Supplied data

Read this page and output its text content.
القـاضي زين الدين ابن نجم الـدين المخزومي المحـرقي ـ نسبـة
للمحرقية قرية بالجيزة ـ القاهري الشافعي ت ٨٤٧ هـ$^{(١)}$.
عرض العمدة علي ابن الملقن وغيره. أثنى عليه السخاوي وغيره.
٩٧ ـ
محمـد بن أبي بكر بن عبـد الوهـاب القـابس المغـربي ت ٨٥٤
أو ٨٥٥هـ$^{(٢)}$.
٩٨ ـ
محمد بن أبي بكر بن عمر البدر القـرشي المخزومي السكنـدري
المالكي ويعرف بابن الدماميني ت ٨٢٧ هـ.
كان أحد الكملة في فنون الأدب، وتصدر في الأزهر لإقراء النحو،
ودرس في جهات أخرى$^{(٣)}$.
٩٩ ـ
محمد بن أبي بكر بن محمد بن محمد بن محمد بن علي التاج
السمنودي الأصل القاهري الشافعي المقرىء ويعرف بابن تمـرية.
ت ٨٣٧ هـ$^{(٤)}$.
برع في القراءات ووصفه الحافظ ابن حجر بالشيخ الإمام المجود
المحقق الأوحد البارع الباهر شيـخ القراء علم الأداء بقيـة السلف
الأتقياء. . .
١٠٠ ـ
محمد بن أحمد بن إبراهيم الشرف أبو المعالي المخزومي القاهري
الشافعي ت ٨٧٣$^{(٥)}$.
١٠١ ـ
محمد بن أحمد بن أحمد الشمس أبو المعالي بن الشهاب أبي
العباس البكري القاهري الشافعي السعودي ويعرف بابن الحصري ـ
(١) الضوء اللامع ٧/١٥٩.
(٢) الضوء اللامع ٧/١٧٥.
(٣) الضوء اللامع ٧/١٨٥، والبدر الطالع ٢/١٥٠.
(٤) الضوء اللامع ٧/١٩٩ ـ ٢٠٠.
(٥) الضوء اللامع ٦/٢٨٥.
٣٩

Exercise directions
Above are some records; repeat all of them exactly.

Complete output
Read this page and output its text content.
القـاضي زين الدين ابن نجم الـدين المخزومي المحـرقي ـ نسبـة
للمحرقية قرية بالجيزة ـ القاهري الشافعي ت ٨٤٧ هـ$^{(١)}$.
عرض العمدة علي ابن الملقن وغيره. أثنى عليه السخاوي وغيره.
٩٧ ـ
محمـد بن أبي بكر بن عبـد الوهـاب القـابس المغـربي ت ٨٥٤
أو ٨٥٥هـ$^{(٢)}$.
٩٨ ـ
محمد بن أبي بكر بن عمر البدر القـرشي المخزومي السكنـدري
المالكي ويعرف بابن الدماميني ت ٨٢٧ هـ.
كان أحد الكملة في فنون الأدب، وتصدر في الأزهر لإقراء النحو،
ودرس في جهات أخرى$^{(٣)}$.
٩٩ ـ
محمد بن أبي بكر بن محمد بن محمد بن محمد بن علي التاج
السمنودي الأصل القاهري الشافعي المقرىء ويعرف بابن تمـرية.
ت ٨٣٧ هـ$^{(٤)}$.
برع في القراءات ووصفه الحافظ ابن حجر بالشيخ الإمام المجود
المحقق الأوحد البارع الباهر شيـخ القراء علم الأداء بقيـة السلف
الأتقياء. . .
١٠٠ ـ
محمد بن أحمد بن إبراهيم الشرف أبو المعالي المخزومي القاهري
الشافعي ت ٨٧٣$^{(٥)}$.
١٠١ ـ
محمد بن أحمد بن أحمد الشمس أبو المعالي بن الشهاب أبي
العباس البكري القاهري الشافعي السعودي ويعرف بابن الحصري ـ
(١) الضوء اللامع ٧/١٥٩.
(٢) الضوء اللامع ٧/١٧٥.
(٣) الضوء اللامع ٧/١٨٥، والبدر الطالع ٢/١٥٠.
(٤) الضوء اللامع ٧/١٩٩ ـ ٢٠٠.
(٥) الضوء اللامع ٦/٢٨٥.
٣٩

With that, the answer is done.